» Source passage
——————————

2. The reporting person is a member of Canaan Equity Partners III, LLC, which is the general partner of Canaan Equity III Entrepreneurs, LLC Voting and investment power over these shares is exercised by Canaan Equity Partners III, LLC in its role as manager of Canaan Equity III Entrepreneurs, LLC The reporting person disclaims beneficial ownership of these shares except to the extent of his proportionate pecuniary interest therein, and the inclusion of these shares in this report shall not be deemed an admission of beneficial ownership of the shares for purposes of Section 16 or for any other purpose.
3. Each share is convertible and will automatically convert on a 1-for-1 basis into the Issuer's common stock upon the closing of the Issuer's initial public offering of common stock pursuant to an effecive registration statement filed with the U.S. Securities and Exchange Commission. These shares have no expiration date.
4. The warrants to purchase Series B Convertible Preferred Stock will be automatically net exercised immediately prior to the closing of the Issuer's initial public offering.

——————————

» Document understanding data
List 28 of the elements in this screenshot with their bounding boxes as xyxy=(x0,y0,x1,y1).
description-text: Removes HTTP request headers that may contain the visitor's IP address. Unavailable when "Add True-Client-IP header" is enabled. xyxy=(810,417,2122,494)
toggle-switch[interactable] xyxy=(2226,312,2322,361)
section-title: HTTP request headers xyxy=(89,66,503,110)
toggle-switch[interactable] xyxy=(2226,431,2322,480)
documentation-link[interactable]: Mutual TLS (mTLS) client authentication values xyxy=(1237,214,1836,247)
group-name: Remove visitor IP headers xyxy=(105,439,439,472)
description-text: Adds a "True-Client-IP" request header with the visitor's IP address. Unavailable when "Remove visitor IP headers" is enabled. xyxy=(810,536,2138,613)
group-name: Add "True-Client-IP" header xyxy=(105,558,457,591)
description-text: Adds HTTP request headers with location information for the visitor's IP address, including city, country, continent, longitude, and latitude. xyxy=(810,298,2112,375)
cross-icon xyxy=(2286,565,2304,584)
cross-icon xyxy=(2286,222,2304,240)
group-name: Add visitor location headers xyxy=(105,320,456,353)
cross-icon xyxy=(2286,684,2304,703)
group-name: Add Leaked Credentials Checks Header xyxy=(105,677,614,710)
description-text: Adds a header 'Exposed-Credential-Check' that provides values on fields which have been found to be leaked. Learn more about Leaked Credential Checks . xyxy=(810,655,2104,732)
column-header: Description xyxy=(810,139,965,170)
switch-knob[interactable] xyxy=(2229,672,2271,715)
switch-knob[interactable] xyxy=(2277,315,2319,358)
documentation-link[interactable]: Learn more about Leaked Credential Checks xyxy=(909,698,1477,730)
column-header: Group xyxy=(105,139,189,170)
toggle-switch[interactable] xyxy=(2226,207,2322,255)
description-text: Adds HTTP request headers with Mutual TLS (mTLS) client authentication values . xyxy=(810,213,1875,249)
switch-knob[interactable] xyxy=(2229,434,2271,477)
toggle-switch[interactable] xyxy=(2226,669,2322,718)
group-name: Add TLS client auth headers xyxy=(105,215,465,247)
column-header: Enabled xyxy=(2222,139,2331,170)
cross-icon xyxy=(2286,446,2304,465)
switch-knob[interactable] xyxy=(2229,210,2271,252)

——————————

» Work instruction 1
According to the stock ownership footnotes, at what ratio does each share convert into the Issuer's common stock?
» Work instruction 2
Using the stock ownership footnotes, explain how the reporting person is connected to Canaan Equity III Entrepreneurs, LLC and why Canaan Equity Partners III, LLC exercises voting and investment power over its shares.
» Work instruction 3
Pick up the stock ownership footnotes after the last sentence shown and continue them.

» Your response 1
Each share converts on a 1-for-1 basis.

» Your response 2
The reporting person is a member of Canaan Equity Partners III, LLC, which is the general partner of Canaan Equity III Entrepreneurs, LLC. Canaan Equity Partners III, LLC exercises voting and investment power over the shares in its role as manager of Canaan Equity III Entrepreneurs, LLC.

» Your response 3
/s/ Stephen Bloch 05/30/2007
** Signature of Reporting Person Date
Reminder: Report on a separate line for each class of securities beneficially owned directly or indirectly.
* If the form is filed by more than one reporting person, see Instruction 5 (b)(v).
** Intentional misstatements or omissions of facts constitute Federal Criminal Violations See 18 U.S.C. 1001 and 15 U.S.C. 78ff(a).
Note: File three copies of this Form, one of which must be manually signed. If space is insufficient, see Instruction 6 for procedure.
Persons who respond to the collection of information contained in this form are not required to respond unless the form displays a currently valid OMB Number.